> Short task
Here are some records. Copy each one exactly.

> Data to process
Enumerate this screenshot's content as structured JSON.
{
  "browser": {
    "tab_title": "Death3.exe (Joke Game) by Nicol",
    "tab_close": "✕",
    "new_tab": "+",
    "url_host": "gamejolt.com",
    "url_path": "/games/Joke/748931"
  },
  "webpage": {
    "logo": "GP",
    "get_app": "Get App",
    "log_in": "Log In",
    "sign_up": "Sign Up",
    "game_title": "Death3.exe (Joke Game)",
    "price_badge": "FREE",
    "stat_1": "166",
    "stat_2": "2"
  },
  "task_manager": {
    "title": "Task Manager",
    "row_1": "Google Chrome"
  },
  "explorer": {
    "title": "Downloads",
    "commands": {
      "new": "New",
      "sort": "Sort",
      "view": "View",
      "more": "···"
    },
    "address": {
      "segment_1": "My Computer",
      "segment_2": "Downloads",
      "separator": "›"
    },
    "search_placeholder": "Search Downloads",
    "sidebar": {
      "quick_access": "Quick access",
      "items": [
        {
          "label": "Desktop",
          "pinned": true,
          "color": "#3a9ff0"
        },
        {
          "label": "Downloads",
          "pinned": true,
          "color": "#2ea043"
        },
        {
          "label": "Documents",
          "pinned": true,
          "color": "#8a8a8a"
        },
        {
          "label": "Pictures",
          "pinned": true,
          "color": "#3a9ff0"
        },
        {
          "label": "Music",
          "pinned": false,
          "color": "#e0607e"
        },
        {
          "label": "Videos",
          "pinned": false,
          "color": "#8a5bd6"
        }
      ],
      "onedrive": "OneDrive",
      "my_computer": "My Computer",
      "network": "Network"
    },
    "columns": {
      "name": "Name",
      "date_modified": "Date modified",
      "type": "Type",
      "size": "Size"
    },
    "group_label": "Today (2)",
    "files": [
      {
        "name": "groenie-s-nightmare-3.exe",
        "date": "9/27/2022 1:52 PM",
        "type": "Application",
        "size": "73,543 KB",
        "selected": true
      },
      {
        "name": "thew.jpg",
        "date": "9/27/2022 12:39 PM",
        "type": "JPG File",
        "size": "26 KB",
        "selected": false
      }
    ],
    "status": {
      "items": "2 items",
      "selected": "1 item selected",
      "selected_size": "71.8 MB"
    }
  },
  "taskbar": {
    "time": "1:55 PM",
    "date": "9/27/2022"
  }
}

> Written reply
Enumerate this screenshot's content as structured JSON.
{
  "browser": {
    "tab_title": "Death3.exe (Joke Game) by Nicol",
    "tab_close": "✕",
    "new_tab": "+",
    "url_host": "gamejolt.com",
    "url_path": "/games/Joke/748931"
  },
  "webpage": {
    "logo": "GP",
    "get_app": "Get App",
    "log_in": "Log In",
    "sign_up": "Sign Up",
    "game_title": "Death3.exe (Joke Game)",
    "price_badge": "FREE",
    "stat_1": "166",
    "stat_2": "2"
  },
  "task_manager": {
    "title": "Task Manager",
    "row_1": "Google Chrome"
  },
  "explorer": {
    "title": "Downloads",
    "commands": {
      "new": "New",
      "sort": "Sort",
      "view": "View",
      "more": "···"
    },
    "address": {
      "segment_1": "My Computer",
      "segment_2": "Downloads",
      "separator": "›"
    },
    "search_placeholder": "Search Downloads",
    "sidebar": {
      "quick_access": "Quick access",
      "items": [
        {
          "label": "Desktop",
          "pinned": true,
          "color": "#3a9ff0"
        },
        {
          "label": "Downloads",
          "pinned": true,
          "color": "#2ea043"
        },
        {
          "label": "Documents",
          "pinned": true,
          "color": "#8a8a8a"
        },
        {
          "label": "Pictures",
          "pinned": true,
          "color": "#3a9ff0"
        },
        {
          "label": "Music",
          "pinned": false,
          "color": "#e0607e"
        },
        {
          "label": "Videos",
          "pinned": false,
          "color": "#8a5bd6"
        }
      ],
      "onedrive": "OneDrive",
      "my_computer": "My Computer",
      "network": "Network"
    },
    "columns": {
      "name": "Name",
      "date_modified": "Date modified",
      "type": "Type",
      "size": "Size"
    },
    "group_label": "Today (2)",
    "files": [
      {
        "name": "groenie-s-nightmare-3.exe",
        "date": "9/27/2022 1:52 PM",
        "type": "Application",
        "size": "73,543 KB",
        "selected": true
      },
      {
        "name": "thew.jpg",
        "date": "9/27/2022 12:39 PM",
        "type": "JPG File",
        "size": "26 KB",
        "selected": false
      }
    ],
    "status": {
      "items": "2 items",
      "selected": "1 item selected",
      "selected_size": "71.8 MB"
    }
  },
  "taskbar": {
    "time": "1:55 PM",
    "date": "9/27/2022"
  }
}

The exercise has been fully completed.